START SUPPLIED DATA

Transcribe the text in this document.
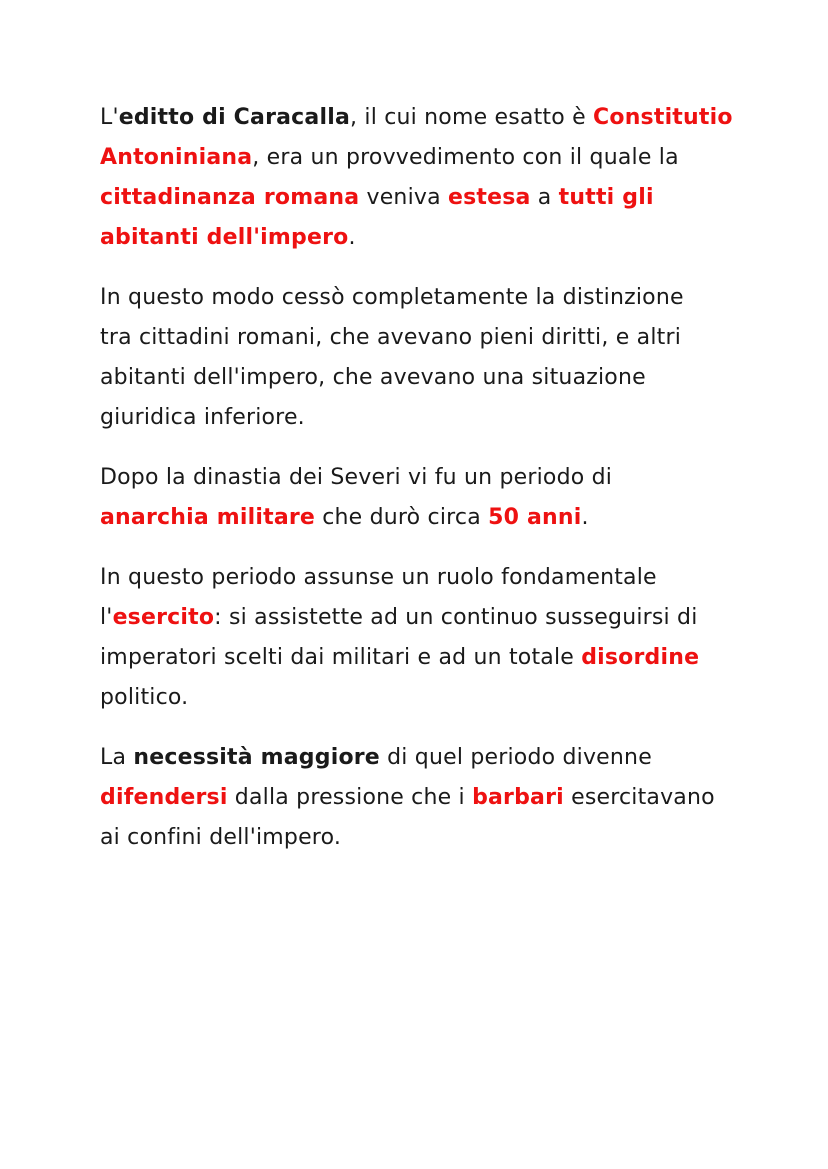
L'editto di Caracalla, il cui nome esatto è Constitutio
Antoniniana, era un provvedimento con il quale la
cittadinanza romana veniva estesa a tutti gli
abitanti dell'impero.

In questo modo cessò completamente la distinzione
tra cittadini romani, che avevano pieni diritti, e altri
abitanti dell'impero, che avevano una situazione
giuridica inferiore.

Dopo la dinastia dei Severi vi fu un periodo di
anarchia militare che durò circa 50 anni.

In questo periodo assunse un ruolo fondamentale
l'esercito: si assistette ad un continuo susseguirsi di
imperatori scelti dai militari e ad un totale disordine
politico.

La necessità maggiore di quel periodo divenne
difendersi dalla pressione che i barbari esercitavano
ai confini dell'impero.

END SUPPLIED DATA
START SUPPLIED DATA

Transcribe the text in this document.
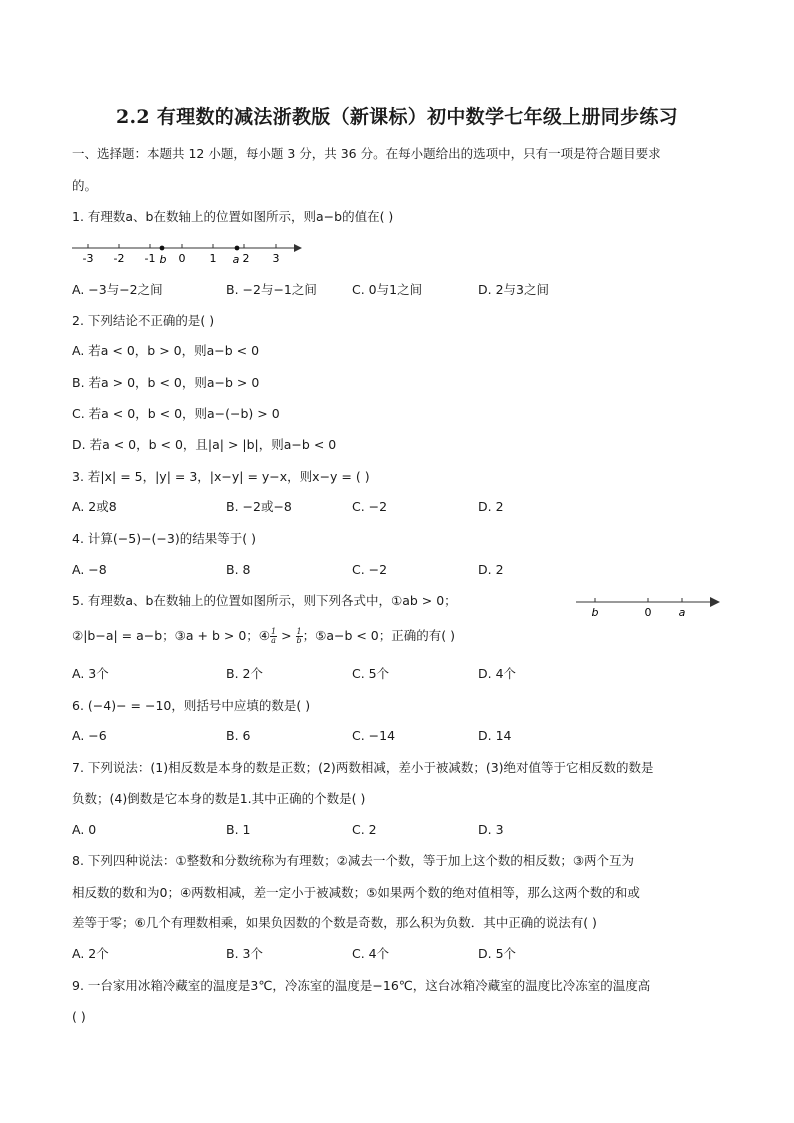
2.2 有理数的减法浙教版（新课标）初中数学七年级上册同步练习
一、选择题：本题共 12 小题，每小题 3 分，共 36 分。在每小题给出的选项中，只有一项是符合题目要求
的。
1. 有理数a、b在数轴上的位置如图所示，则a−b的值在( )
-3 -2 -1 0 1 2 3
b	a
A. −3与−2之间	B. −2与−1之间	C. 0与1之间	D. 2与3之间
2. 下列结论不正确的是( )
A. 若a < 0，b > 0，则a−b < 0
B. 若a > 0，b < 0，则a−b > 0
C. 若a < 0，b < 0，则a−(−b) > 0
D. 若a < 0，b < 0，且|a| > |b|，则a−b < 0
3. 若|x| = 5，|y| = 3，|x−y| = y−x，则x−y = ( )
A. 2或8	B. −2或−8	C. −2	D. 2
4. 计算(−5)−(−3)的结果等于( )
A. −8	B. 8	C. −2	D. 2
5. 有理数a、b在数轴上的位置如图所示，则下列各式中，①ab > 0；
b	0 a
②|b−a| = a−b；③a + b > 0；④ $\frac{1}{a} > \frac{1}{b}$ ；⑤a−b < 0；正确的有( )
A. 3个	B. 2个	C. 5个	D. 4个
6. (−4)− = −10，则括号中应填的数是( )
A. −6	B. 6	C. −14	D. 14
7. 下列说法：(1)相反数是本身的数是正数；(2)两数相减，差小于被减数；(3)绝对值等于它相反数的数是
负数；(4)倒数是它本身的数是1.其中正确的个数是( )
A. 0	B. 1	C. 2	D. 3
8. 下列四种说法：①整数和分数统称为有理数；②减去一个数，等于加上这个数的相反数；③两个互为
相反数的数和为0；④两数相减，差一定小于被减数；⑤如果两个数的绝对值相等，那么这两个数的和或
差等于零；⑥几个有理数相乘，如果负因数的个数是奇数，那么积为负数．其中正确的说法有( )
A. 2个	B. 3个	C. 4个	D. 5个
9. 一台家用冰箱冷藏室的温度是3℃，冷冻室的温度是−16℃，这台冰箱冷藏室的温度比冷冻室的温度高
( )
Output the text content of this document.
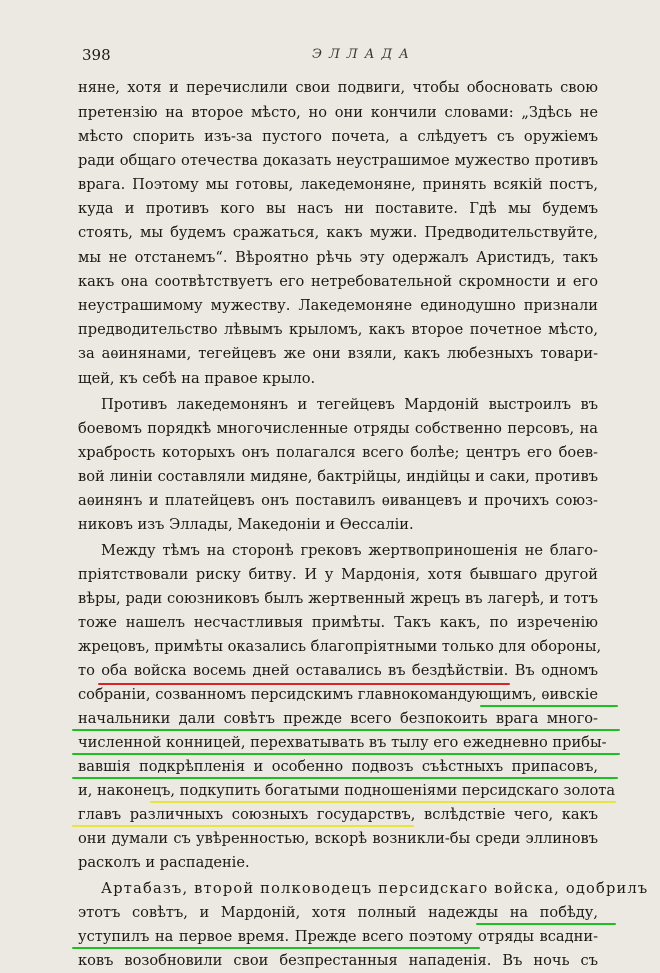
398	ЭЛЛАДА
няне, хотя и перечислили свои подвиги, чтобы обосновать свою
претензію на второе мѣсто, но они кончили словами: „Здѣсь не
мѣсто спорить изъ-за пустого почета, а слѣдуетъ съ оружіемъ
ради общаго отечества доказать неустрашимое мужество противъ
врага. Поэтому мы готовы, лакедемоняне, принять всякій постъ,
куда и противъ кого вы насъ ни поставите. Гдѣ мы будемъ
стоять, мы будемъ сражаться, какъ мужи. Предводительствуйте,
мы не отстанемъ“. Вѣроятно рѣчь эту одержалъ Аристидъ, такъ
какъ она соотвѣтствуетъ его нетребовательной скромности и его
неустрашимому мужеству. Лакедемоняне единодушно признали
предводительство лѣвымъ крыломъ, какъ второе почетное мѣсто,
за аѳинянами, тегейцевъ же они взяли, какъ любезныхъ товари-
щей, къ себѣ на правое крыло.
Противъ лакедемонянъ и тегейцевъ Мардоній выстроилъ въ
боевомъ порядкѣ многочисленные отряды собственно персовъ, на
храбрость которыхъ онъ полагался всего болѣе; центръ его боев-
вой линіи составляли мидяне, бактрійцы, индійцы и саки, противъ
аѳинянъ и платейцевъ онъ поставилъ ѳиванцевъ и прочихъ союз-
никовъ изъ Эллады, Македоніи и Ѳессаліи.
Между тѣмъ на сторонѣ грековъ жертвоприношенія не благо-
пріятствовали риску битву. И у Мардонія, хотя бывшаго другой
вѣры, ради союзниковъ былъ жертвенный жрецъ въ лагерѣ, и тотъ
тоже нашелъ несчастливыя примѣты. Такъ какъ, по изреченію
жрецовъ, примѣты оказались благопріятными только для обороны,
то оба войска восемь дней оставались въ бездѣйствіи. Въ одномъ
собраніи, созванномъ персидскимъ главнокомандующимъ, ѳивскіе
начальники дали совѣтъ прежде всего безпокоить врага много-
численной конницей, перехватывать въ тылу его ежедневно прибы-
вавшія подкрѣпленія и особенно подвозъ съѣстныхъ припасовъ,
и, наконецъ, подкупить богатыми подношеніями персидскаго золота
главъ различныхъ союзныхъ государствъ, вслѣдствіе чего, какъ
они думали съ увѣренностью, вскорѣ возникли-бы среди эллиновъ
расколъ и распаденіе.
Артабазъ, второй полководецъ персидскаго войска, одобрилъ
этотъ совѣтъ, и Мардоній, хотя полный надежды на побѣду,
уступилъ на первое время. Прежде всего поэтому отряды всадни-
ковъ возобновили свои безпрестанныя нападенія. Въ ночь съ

END SUPPLIED DATA
START SUPPLIED DATA

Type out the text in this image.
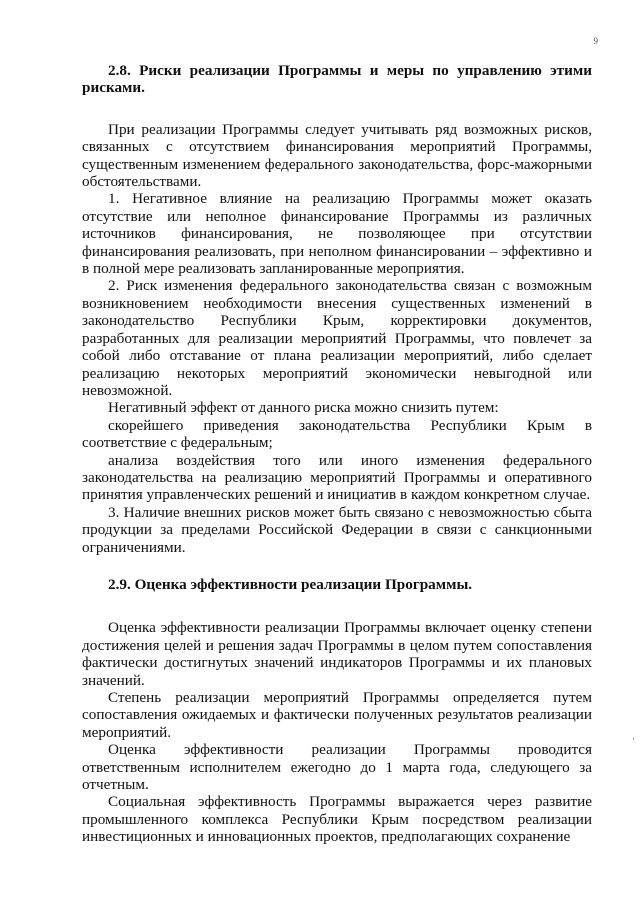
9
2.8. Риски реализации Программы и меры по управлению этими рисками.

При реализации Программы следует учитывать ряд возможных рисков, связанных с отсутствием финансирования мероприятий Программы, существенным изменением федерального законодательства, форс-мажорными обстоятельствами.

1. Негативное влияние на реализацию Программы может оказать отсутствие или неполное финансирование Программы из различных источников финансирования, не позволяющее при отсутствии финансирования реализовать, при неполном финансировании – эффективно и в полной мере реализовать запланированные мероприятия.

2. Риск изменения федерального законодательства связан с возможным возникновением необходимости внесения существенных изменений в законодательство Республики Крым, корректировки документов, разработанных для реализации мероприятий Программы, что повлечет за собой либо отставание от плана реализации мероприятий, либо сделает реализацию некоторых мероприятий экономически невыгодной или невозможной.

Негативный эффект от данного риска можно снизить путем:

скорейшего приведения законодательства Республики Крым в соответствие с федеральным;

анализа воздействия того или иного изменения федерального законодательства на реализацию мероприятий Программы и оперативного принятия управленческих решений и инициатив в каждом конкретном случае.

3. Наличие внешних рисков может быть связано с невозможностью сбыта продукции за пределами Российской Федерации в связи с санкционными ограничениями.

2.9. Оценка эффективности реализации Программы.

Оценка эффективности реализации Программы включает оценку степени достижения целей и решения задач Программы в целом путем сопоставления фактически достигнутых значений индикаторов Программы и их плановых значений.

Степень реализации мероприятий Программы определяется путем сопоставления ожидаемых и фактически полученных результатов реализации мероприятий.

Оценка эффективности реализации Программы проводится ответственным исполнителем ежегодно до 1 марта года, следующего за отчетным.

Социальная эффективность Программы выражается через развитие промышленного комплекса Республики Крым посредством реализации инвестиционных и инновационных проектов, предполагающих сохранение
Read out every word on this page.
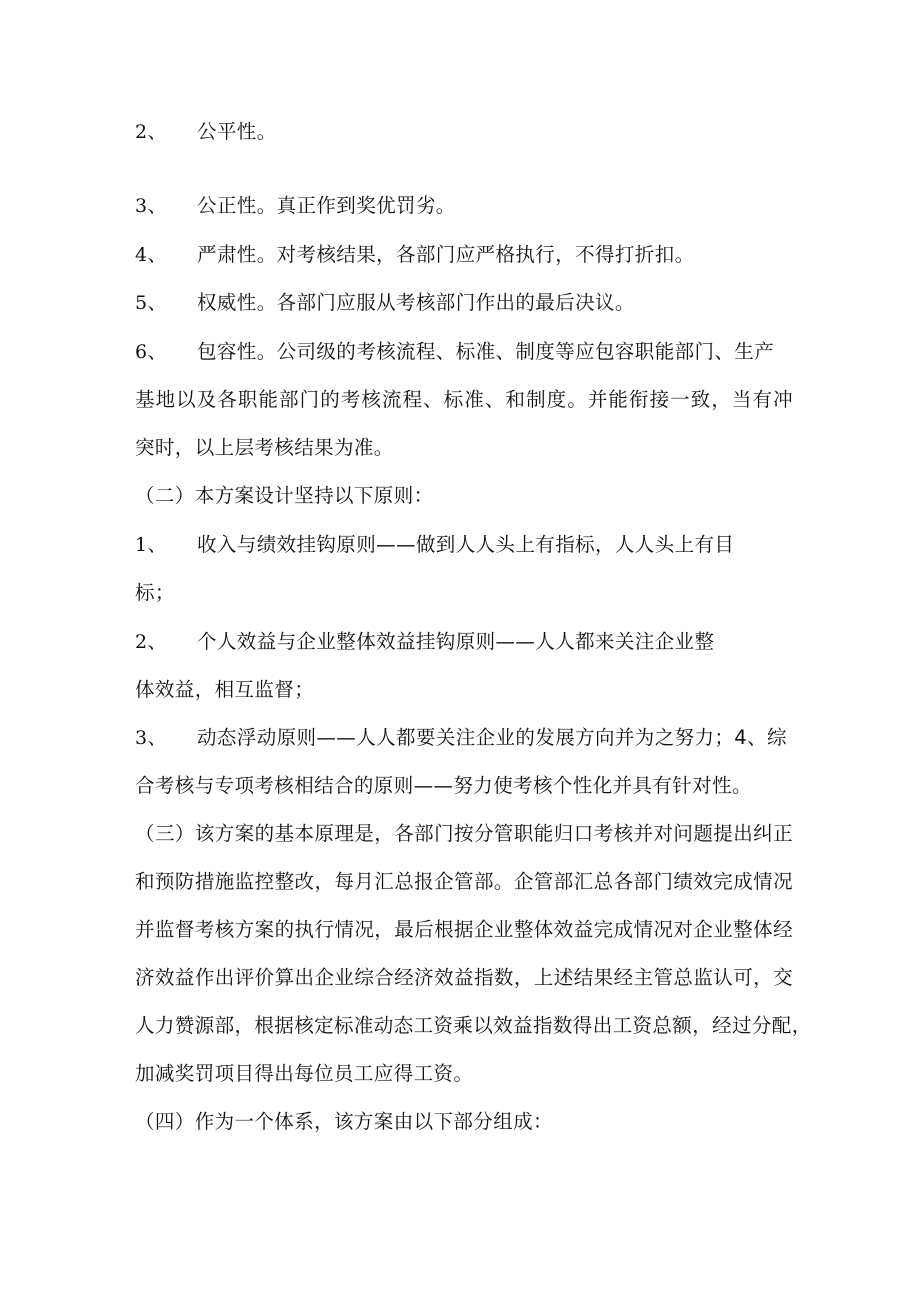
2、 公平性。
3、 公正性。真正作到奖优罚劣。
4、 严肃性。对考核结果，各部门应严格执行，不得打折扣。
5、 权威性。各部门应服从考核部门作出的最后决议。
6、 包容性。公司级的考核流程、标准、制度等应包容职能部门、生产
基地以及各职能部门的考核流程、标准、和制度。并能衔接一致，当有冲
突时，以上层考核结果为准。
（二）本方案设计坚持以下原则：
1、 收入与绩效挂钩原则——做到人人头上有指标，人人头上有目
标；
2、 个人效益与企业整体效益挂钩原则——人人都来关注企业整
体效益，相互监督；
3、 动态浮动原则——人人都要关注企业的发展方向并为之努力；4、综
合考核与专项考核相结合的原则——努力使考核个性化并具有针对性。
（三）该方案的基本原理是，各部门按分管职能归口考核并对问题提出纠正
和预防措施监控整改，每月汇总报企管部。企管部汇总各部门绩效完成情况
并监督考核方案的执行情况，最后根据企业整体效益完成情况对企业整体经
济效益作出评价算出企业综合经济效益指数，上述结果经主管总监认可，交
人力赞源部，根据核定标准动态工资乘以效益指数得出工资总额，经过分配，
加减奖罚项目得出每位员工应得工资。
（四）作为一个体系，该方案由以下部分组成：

END SUPPLIED DATA

Lines containing the word "dell" are to be tallied; report only the total.

3